Apply what you read:
[A] According to the forum discussion on song formats, how long a version can you play when something is going over gangbusters?
[B] Reproduce the passage of the forum discussion from "I don’t use" to "legit and useful.".

Selected excerpt:
= Beginning of Section =

I couldn’t disagree more. Driving the BB through its parts gives you control over the entire song. Something going over gangbusters? You can do an 8-minute version. Something falling flat on it’s face? AM-Radio version, here we come. OP songs don’t give you that luxury.

6 Likes

I don’t use OP myself but I can understand that if you are going to perform a song live from start to finish to a specific arrangement then multipart songs add unnecessary complexity.

1 Like

Completely agree – they’re two different use cases, and I actually do use both. I think both approaches are completely legit and useful.

5 Likes

I couldn’t disagree more. Driving the BB through its parts gives you control over the entire song.

= End of Section =

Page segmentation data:
= Beginning of Section =

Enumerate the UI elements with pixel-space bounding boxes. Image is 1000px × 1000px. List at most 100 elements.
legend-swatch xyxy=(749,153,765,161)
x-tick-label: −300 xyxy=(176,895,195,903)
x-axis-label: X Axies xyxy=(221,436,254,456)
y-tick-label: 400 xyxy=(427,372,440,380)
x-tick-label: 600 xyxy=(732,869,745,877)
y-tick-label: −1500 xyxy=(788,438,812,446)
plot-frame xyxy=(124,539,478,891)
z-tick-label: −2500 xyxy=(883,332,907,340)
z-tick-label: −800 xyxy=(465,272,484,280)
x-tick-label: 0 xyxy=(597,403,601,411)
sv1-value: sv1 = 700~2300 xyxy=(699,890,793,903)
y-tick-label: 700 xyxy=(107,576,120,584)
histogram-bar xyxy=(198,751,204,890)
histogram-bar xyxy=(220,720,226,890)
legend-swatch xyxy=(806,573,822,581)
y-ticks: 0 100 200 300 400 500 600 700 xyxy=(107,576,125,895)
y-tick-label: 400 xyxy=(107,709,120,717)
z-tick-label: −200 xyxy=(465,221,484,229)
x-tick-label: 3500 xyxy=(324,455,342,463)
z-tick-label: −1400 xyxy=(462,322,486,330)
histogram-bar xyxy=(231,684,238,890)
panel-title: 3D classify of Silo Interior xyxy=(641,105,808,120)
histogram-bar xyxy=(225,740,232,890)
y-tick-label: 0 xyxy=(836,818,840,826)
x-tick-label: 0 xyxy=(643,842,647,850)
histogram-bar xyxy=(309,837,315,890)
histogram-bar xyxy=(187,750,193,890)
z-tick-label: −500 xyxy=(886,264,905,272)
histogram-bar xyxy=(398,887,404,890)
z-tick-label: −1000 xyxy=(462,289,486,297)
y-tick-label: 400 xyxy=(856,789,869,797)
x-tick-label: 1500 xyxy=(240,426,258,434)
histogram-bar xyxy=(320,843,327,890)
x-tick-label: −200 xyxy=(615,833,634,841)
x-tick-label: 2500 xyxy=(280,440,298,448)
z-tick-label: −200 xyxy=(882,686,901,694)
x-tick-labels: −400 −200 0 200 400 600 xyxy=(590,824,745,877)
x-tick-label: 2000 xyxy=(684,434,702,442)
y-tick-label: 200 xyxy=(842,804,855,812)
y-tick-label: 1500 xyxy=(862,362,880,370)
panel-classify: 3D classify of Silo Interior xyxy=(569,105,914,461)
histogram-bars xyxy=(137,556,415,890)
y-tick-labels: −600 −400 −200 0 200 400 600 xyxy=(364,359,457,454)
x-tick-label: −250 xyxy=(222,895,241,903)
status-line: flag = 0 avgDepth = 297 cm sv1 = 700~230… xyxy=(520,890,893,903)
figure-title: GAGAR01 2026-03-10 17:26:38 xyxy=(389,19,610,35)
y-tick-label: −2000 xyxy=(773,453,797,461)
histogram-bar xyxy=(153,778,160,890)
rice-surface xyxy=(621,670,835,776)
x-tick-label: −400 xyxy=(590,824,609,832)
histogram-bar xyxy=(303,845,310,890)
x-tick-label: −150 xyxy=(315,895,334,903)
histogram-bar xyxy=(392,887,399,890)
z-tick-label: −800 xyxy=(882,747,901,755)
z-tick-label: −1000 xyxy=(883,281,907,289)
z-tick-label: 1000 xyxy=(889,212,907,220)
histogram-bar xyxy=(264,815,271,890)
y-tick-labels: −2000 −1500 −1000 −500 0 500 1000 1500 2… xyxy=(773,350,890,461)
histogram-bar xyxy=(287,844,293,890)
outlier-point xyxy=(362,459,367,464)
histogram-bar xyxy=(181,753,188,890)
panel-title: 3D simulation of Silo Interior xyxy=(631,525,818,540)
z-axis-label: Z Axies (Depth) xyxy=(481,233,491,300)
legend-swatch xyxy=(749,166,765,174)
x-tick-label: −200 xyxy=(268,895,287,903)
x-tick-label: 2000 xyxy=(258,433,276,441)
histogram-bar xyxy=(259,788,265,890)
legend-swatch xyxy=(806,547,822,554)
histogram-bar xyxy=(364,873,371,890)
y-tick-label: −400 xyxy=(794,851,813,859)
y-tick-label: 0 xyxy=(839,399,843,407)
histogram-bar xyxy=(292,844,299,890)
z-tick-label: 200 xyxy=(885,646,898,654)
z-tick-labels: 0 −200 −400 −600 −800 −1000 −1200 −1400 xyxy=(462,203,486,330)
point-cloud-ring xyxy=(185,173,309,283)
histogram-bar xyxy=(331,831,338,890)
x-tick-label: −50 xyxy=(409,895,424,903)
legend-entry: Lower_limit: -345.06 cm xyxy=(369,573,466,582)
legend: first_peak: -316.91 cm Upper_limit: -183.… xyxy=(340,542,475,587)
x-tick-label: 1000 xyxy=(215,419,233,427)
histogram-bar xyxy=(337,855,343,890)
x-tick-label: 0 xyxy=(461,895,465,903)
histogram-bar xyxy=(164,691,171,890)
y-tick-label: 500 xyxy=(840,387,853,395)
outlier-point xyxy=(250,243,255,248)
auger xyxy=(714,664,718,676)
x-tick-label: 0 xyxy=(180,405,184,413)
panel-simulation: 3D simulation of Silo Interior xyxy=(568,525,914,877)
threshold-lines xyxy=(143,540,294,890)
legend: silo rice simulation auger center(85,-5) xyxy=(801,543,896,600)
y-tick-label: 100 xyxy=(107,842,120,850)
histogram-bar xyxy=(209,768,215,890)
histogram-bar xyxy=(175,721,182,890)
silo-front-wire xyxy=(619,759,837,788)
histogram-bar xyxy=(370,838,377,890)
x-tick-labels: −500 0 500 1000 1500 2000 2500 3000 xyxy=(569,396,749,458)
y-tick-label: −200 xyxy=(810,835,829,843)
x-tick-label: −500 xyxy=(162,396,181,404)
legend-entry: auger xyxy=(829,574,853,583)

= End of Section =

Answers by item:
[A] An 8-minute version.

[B]
I don’t use OP myself but I can understand that if you are going to perform a song live from start to finish to a specific arrangement then multipart songs add unnecessary complexity.

1 Like

Completely agree – they’re two different use cases, and I actually do use both. I think both approaches are completely legit and useful.